─── Given data ───

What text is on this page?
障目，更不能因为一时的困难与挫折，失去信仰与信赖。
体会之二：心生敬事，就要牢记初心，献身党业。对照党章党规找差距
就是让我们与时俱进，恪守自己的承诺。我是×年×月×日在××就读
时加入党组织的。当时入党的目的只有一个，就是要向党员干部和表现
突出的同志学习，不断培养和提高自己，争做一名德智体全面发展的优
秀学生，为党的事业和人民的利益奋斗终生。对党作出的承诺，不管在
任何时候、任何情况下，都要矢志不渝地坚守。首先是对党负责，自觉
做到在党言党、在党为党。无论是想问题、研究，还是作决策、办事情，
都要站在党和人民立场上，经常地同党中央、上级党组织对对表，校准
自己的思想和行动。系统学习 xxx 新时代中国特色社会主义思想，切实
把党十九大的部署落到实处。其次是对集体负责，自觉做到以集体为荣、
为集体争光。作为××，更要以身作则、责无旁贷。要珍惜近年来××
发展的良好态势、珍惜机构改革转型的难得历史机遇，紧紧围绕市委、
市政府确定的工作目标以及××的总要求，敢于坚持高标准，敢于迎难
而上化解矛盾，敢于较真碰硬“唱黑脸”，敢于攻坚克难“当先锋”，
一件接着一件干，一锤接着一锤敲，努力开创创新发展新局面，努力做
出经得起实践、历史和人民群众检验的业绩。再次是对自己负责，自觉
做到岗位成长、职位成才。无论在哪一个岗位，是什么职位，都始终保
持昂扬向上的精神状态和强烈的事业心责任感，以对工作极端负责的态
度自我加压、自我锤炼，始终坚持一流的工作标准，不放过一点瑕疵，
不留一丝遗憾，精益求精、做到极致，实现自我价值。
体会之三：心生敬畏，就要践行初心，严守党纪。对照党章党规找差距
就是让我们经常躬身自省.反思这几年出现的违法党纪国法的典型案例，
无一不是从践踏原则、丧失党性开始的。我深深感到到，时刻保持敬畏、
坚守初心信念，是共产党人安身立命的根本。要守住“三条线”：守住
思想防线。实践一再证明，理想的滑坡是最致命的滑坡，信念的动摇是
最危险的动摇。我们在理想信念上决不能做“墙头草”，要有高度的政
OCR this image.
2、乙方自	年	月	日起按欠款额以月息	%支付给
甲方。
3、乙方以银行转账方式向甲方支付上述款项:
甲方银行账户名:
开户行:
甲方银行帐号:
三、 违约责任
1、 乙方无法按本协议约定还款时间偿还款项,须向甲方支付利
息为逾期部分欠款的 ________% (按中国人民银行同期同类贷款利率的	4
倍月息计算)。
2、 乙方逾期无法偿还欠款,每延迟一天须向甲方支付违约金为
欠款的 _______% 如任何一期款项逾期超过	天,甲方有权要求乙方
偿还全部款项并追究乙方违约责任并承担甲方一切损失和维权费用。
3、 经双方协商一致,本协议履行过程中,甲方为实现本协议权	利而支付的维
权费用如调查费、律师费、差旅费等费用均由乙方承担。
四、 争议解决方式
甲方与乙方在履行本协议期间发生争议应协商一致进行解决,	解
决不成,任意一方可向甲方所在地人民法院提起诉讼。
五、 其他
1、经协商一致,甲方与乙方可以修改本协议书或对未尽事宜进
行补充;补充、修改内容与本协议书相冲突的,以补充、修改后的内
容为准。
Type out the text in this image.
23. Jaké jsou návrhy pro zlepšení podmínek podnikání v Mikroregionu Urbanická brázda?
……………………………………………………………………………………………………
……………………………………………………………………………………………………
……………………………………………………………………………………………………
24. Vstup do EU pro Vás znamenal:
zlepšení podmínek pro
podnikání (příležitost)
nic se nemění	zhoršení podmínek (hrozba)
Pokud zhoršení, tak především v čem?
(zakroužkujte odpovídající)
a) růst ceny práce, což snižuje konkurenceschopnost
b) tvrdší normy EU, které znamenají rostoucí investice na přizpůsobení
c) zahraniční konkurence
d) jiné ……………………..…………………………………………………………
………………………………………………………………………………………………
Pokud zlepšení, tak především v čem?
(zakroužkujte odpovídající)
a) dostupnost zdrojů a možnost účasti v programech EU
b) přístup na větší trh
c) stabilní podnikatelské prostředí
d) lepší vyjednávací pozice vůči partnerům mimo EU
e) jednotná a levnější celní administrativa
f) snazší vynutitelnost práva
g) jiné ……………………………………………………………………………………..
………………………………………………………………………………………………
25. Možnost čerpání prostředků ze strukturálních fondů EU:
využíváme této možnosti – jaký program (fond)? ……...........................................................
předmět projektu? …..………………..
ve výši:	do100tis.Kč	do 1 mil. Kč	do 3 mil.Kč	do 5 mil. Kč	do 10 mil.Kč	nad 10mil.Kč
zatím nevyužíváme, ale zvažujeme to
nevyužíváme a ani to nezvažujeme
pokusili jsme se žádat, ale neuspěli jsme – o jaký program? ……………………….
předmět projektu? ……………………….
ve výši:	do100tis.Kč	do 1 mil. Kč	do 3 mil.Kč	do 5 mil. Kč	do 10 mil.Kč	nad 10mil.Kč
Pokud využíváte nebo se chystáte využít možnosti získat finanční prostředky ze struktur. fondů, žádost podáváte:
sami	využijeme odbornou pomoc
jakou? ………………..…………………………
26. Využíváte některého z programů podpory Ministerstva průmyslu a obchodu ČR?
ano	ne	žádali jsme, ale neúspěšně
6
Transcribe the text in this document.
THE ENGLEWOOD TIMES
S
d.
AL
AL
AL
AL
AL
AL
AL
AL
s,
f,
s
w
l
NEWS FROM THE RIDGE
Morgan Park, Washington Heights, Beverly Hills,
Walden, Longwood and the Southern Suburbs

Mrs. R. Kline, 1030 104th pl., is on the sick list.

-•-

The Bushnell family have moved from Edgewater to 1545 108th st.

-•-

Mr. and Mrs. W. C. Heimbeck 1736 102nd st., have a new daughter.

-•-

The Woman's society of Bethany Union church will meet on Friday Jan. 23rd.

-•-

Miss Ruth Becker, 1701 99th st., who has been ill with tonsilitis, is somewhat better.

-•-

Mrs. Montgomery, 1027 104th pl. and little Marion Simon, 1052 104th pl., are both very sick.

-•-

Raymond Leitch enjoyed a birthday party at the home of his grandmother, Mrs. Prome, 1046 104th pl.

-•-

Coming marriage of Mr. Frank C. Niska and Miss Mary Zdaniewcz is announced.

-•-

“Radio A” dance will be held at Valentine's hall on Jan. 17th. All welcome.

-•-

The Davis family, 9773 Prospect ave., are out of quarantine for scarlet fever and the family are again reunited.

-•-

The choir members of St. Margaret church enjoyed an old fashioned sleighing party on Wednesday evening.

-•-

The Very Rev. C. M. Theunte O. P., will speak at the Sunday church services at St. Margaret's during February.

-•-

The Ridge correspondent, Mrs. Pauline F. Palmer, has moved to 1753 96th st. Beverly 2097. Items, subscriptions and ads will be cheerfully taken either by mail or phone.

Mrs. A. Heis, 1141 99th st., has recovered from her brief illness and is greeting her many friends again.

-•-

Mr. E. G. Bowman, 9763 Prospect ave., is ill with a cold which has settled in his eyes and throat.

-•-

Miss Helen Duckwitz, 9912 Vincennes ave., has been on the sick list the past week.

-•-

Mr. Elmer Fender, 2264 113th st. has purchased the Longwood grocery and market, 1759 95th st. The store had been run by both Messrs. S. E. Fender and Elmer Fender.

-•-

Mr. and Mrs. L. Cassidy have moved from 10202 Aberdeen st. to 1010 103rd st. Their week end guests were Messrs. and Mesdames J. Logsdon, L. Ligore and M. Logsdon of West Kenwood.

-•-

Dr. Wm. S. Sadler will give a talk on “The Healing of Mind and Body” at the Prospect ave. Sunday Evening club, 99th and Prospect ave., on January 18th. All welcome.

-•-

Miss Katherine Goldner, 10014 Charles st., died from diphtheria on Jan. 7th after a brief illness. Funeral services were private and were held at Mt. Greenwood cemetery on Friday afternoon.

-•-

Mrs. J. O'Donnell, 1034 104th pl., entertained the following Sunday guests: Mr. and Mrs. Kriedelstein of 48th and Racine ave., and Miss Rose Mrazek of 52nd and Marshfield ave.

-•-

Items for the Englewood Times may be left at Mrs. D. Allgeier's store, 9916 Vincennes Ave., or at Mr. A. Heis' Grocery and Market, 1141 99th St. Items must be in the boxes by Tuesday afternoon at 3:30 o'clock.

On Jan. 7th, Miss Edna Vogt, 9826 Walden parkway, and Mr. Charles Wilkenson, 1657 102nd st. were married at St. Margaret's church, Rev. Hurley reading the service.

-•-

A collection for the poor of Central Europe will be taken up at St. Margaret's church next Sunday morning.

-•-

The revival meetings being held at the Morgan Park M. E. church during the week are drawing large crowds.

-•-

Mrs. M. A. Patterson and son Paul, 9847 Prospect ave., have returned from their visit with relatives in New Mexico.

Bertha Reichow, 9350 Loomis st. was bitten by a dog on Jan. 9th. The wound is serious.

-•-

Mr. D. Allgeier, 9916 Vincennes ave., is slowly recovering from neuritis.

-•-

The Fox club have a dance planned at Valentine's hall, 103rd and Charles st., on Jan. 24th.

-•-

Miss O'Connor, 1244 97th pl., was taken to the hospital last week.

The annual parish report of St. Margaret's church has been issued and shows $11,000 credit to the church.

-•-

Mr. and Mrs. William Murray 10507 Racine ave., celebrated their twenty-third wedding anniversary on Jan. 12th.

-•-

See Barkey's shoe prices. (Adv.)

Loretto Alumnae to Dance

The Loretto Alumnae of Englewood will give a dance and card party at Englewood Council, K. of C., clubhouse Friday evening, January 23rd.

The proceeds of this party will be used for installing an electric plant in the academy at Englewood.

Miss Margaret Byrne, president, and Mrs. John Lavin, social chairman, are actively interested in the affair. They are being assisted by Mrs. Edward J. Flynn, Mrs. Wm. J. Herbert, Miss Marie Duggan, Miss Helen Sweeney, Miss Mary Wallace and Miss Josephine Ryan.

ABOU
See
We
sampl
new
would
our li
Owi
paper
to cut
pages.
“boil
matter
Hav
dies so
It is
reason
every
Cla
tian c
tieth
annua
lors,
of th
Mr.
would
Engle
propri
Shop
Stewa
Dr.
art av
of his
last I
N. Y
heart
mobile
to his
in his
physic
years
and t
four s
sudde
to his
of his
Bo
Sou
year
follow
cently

───

▶ Written request:
Which lines in the listing above hold the word "with"? Show each of them.

▶ Exercise answer:
Miss Ruth Becker, 1701 99th st., who has been ill with tonsilitis, is somewhat better.
Mr. E. G. Bowman, 9763 Prospect ave., is ill with a cold which has settled in his eyes and throat.
Mrs. M. A. Patterson and son Paul, 9847 Prospect ave., have returned from their visit with relatives in New Mexico.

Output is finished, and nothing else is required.